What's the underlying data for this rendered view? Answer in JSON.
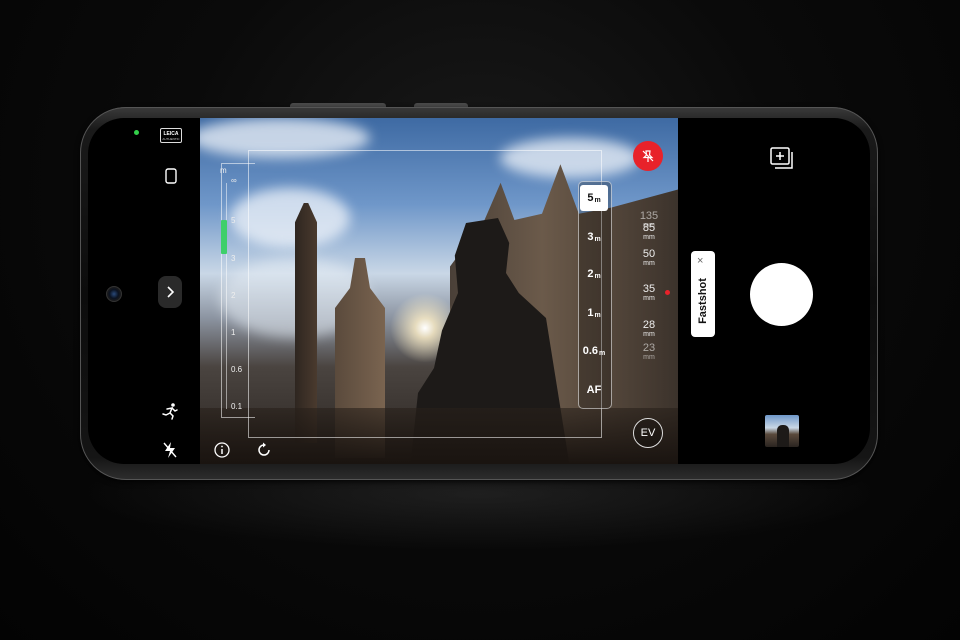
{
  "camera": {
    "brand_badge": {
      "line1": "LEICA",
      "line2": "AUTHENTIC"
    },
    "mode_toggle": "Fastshot",
    "mode_toggle_close": "×",
    "ev_label": "EV",
    "depth_scale": {
      "unit": "m",
      "labels": [
        "∞",
        "5",
        "3",
        "2",
        "1",
        "0.6",
        "0.1"
      ],
      "indicator_from": 5,
      "indicator_to": 3
    },
    "focus_distances": [
      {
        "value": "5",
        "unit": "m",
        "selected": true
      },
      {
        "value": "3",
        "unit": "m",
        "selected": false
      },
      {
        "value": "2",
        "unit": "m",
        "selected": false
      },
      {
        "value": "1",
        "unit": "m",
        "selected": false
      },
      {
        "value": "0.6",
        "unit": "m",
        "selected": false
      },
      {
        "value": "AF",
        "unit": "",
        "selected": false
      }
    ],
    "focal_lengths": [
      {
        "value": "135",
        "unit": "mm",
        "active": false,
        "faded": true
      },
      {
        "value": "85",
        "unit": "mm",
        "active": false,
        "faded": false
      },
      {
        "value": "50",
        "unit": "mm",
        "active": false,
        "faded": false
      },
      {
        "value": "35",
        "unit": "mm",
        "active": true,
        "faded": false
      },
      {
        "value": "28",
        "unit": "mm",
        "active": false,
        "faded": false
      },
      {
        "value": "23",
        "unit": "mm",
        "active": false,
        "faded": true
      }
    ],
    "colors": {
      "accent_red": "#e8222a",
      "depth_green": "#3ecf6a",
      "status_green": "#33d04a"
    },
    "icons": [
      "aspect-ratio-icon",
      "chevron-right-icon",
      "running-figure-icon",
      "flash-off-icon",
      "info-icon",
      "rotate-icon",
      "pin-icon",
      "add-layers-icon"
    ]
  }
}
::::::::
[YOUR INSTRUCTIONS] Every line that holds the word "value" should be extracted.

[EXERCISE RESULT]
        "value": "5",
        "value": "3",
        "value": "2",
        "value": "1",
        "value": "0.6",
        "value": "AF",
        "value": "135",
        "value": "85",
        "value": "50",
        "value": "35",
        "value": "28",
        "value": "23",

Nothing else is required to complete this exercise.